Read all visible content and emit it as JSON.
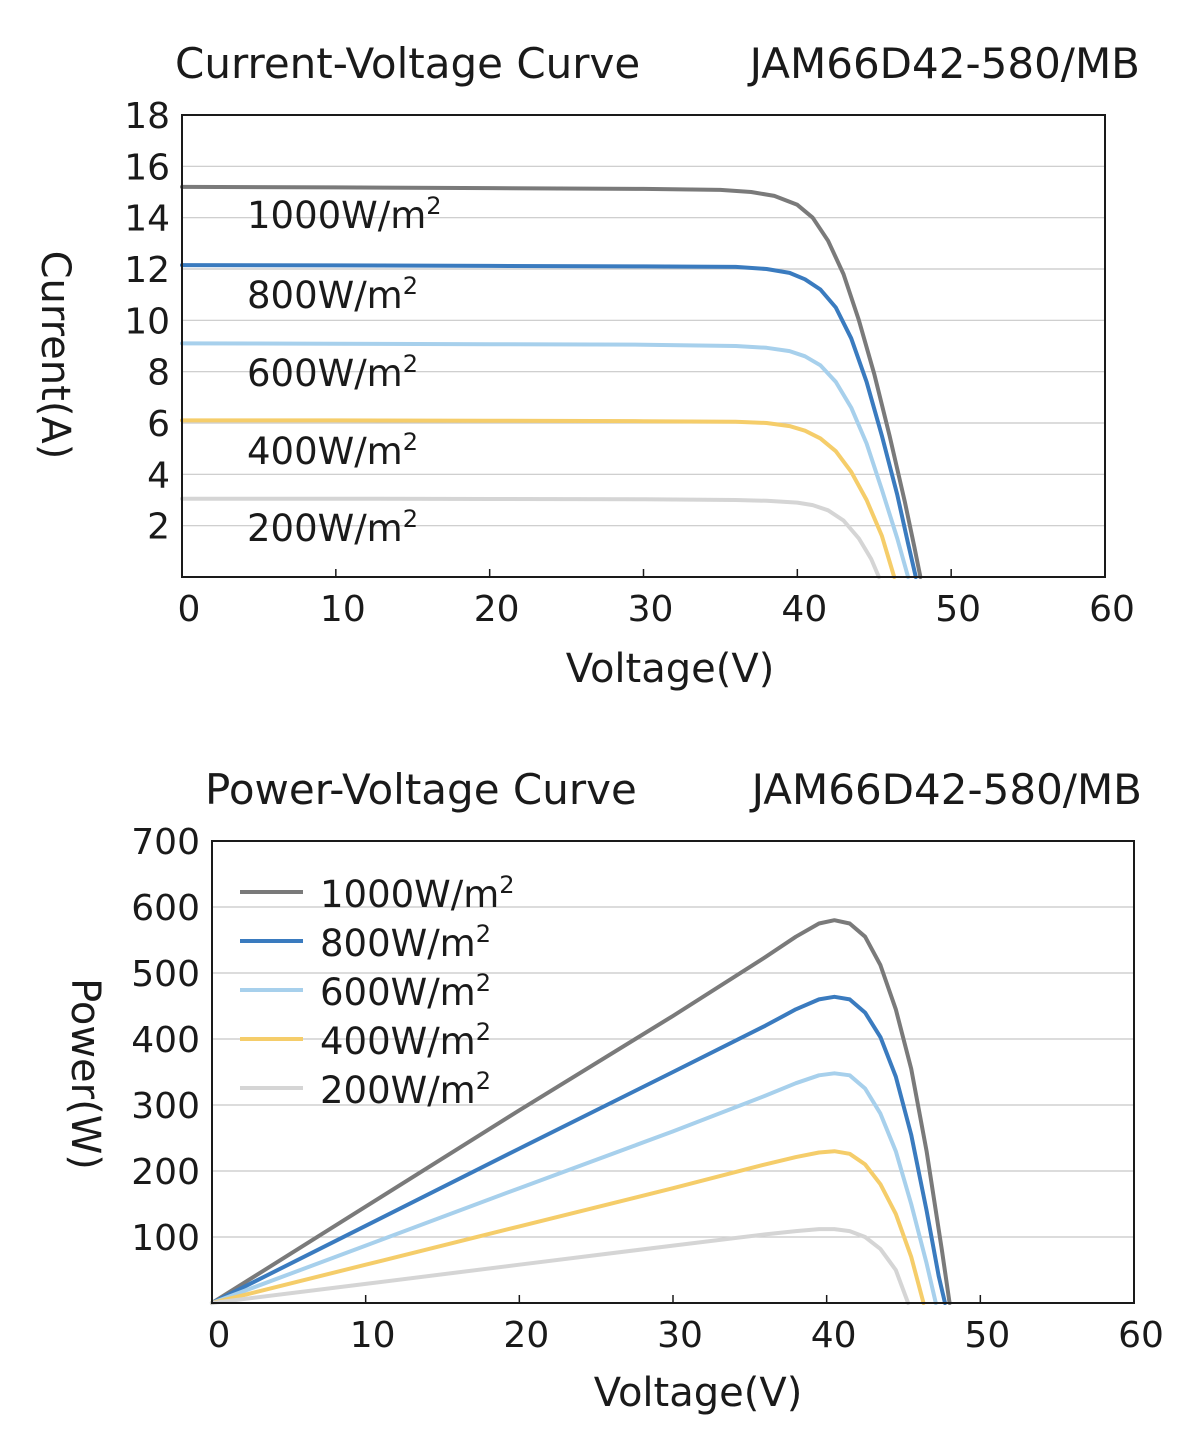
{
  "chart_data": [
    {
      "type": "line",
      "title": "Current-Voltage Curve",
      "model": "JAM66D42-580/MB",
      "xlabel": "Voltage(V)",
      "ylabel": "Current(A)",
      "xlim": [
        0,
        60
      ],
      "ylim": [
        0,
        18
      ],
      "x_ticks": [
        "0",
        "10",
        "20",
        "30",
        "40",
        "50",
        "60"
      ],
      "y_ticks": [
        "2",
        "4",
        "6",
        "8",
        "10",
        "12",
        "14",
        "16",
        "18"
      ],
      "grid": true,
      "legend": "inline-left",
      "series": [
        {
          "name": "1000W/m²",
          "label": "1000W/m",
          "sup": "2",
          "color": "#7a7a7a",
          "points": [
            [
              0,
              15.2
            ],
            [
              10,
              15.18
            ],
            [
              20,
              15.15
            ],
            [
              30,
              15.12
            ],
            [
              35,
              15.08
            ],
            [
              37,
              15.0
            ],
            [
              38.5,
              14.85
            ],
            [
              40,
              14.5
            ],
            [
              41,
              14.0
            ],
            [
              42,
              13.1
            ],
            [
              43,
              11.8
            ],
            [
              44,
              10.0
            ],
            [
              45,
              7.9
            ],
            [
              46,
              5.5
            ],
            [
              47,
              2.9
            ],
            [
              47.6,
              1.2
            ],
            [
              48,
              0
            ]
          ]
        },
        {
          "name": "800W/m²",
          "label": "800W/m",
          "sup": "2",
          "color": "#3a7bbf",
          "points": [
            [
              0,
              12.15
            ],
            [
              10,
              12.14
            ],
            [
              20,
              12.12
            ],
            [
              30,
              12.1
            ],
            [
              36,
              12.08
            ],
            [
              38,
              12.0
            ],
            [
              39.5,
              11.85
            ],
            [
              40.5,
              11.6
            ],
            [
              41.5,
              11.2
            ],
            [
              42.5,
              10.5
            ],
            [
              43.5,
              9.3
            ],
            [
              44.5,
              7.6
            ],
            [
              45.5,
              5.5
            ],
            [
              46.5,
              3.2
            ],
            [
              47.2,
              1.3
            ],
            [
              47.7,
              0
            ]
          ]
        },
        {
          "name": "600W/m²",
          "label": "600W/m",
          "sup": "2",
          "color": "#a7d0ec",
          "points": [
            [
              0,
              9.1
            ],
            [
              10,
              9.09
            ],
            [
              20,
              9.07
            ],
            [
              30,
              9.05
            ],
            [
              36,
              9.0
            ],
            [
              38,
              8.93
            ],
            [
              39.5,
              8.8
            ],
            [
              40.5,
              8.6
            ],
            [
              41.5,
              8.25
            ],
            [
              42.5,
              7.6
            ],
            [
              43.5,
              6.6
            ],
            [
              44.5,
              5.2
            ],
            [
              45.5,
              3.4
            ],
            [
              46.5,
              1.5
            ],
            [
              47.2,
              0
            ]
          ]
        },
        {
          "name": "400W/m²",
          "label": "400W/m",
          "sup": "2",
          "color": "#f5cd6a",
          "points": [
            [
              0,
              6.1
            ],
            [
              10,
              6.1
            ],
            [
              20,
              6.09
            ],
            [
              30,
              6.07
            ],
            [
              36,
              6.05
            ],
            [
              38,
              6.0
            ],
            [
              39.5,
              5.88
            ],
            [
              40.5,
              5.7
            ],
            [
              41.5,
              5.4
            ],
            [
              42.5,
              4.9
            ],
            [
              43.5,
              4.1
            ],
            [
              44.5,
              3.0
            ],
            [
              45.5,
              1.6
            ],
            [
              46.3,
              0
            ]
          ]
        },
        {
          "name": "200W/m²",
          "label": "200W/m",
          "sup": "2",
          "color": "#d5d5d5",
          "points": [
            [
              0,
              3.05
            ],
            [
              10,
              3.05
            ],
            [
              20,
              3.04
            ],
            [
              30,
              3.03
            ],
            [
              36,
              3.0
            ],
            [
              38,
              2.97
            ],
            [
              40,
              2.9
            ],
            [
              41,
              2.8
            ],
            [
              42,
              2.6
            ],
            [
              43,
              2.2
            ],
            [
              44,
              1.5
            ],
            [
              44.8,
              0.7
            ],
            [
              45.3,
              0
            ]
          ]
        }
      ]
    },
    {
      "type": "line",
      "title": "Power-Voltage Curve",
      "model": "JAM66D42-580/MB",
      "xlabel": "Voltage(V)",
      "ylabel": "Power(W)",
      "xlim": [
        0,
        60
      ],
      "ylim": [
        0,
        700
      ],
      "x_ticks": [
        "0",
        "10",
        "20",
        "30",
        "40",
        "50",
        "60"
      ],
      "y_ticks": [
        "100",
        "200",
        "300",
        "400",
        "500",
        "600",
        "700"
      ],
      "grid": true,
      "legend": "top-left",
      "series": [
        {
          "name": "1000W/m²",
          "label": "1000W/m",
          "sup": "2",
          "color": "#7a7a7a",
          "points": [
            [
              0,
              0
            ],
            [
              10,
              146
            ],
            [
              20,
              292
            ],
            [
              30,
              435
            ],
            [
              36,
              524
            ],
            [
              38,
              555
            ],
            [
              39.5,
              575
            ],
            [
              40.5,
              580
            ],
            [
              41.5,
              575
            ],
            [
              42.5,
              555
            ],
            [
              43.5,
              512
            ],
            [
              44.5,
              445
            ],
            [
              45.5,
              355
            ],
            [
              46.5,
              230
            ],
            [
              47.5,
              80
            ],
            [
              48,
              0
            ]
          ]
        },
        {
          "name": "800W/m²",
          "label": "800W/m",
          "sup": "2",
          "color": "#3a7bbf",
          "points": [
            [
              0,
              0
            ],
            [
              10,
              117
            ],
            [
              20,
              234
            ],
            [
              30,
              350
            ],
            [
              36,
              420
            ],
            [
              38,
              445
            ],
            [
              39.5,
              460
            ],
            [
              40.5,
              464
            ],
            [
              41.5,
              460
            ],
            [
              42.5,
              440
            ],
            [
              43.5,
              403
            ],
            [
              44.5,
              343
            ],
            [
              45.5,
              255
            ],
            [
              46.5,
              140
            ],
            [
              47.3,
              40
            ],
            [
              47.7,
              0
            ]
          ]
        },
        {
          "name": "600W/m²",
          "label": "600W/m",
          "sup": "2",
          "color": "#a7d0ec",
          "points": [
            [
              0,
              0
            ],
            [
              10,
              87
            ],
            [
              20,
              174
            ],
            [
              30,
              260
            ],
            [
              36,
              314
            ],
            [
              38,
              333
            ],
            [
              39.5,
              345
            ],
            [
              40.5,
              348
            ],
            [
              41.5,
              345
            ],
            [
              42.5,
              325
            ],
            [
              43.5,
              287
            ],
            [
              44.5,
              230
            ],
            [
              45.5,
              150
            ],
            [
              46.5,
              60
            ],
            [
              47.1,
              0
            ]
          ]
        },
        {
          "name": "400W/m²",
          "label": "400W/m",
          "sup": "2",
          "color": "#f5cd6a",
          "points": [
            [
              0,
              0
            ],
            [
              10,
              58
            ],
            [
              20,
              116
            ],
            [
              30,
              174
            ],
            [
              36,
              210
            ],
            [
              38,
              221
            ],
            [
              39.5,
              228
            ],
            [
              40.5,
              230
            ],
            [
              41.5,
              226
            ],
            [
              42.5,
              210
            ],
            [
              43.5,
              180
            ],
            [
              44.5,
              135
            ],
            [
              45.5,
              70
            ],
            [
              46.3,
              0
            ]
          ]
        },
        {
          "name": "200W/m²",
          "label": "200W/m",
          "sup": "2",
          "color": "#d5d5d5",
          "points": [
            [
              0,
              0
            ],
            [
              10,
              29
            ],
            [
              20,
              58
            ],
            [
              30,
              87
            ],
            [
              36,
              104
            ],
            [
              38,
              109
            ],
            [
              39.5,
              112
            ],
            [
              40.5,
              112
            ],
            [
              41.5,
              109
            ],
            [
              42.5,
              100
            ],
            [
              43.5,
              82
            ],
            [
              44.5,
              50
            ],
            [
              45.3,
              0
            ]
          ]
        }
      ]
    }
  ]
}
================================
→ **EXERCISE DESCRIPTION**: Scan the data above; copy every line where "Voltage" appears.

→ **ANSWER TO THE EXERCISE**:
      "title": "Current-Voltage Curve",
      "xlabel": "Voltage(V)",
      "title": "Power-Voltage Curve",
      "xlabel": "Voltage(V)",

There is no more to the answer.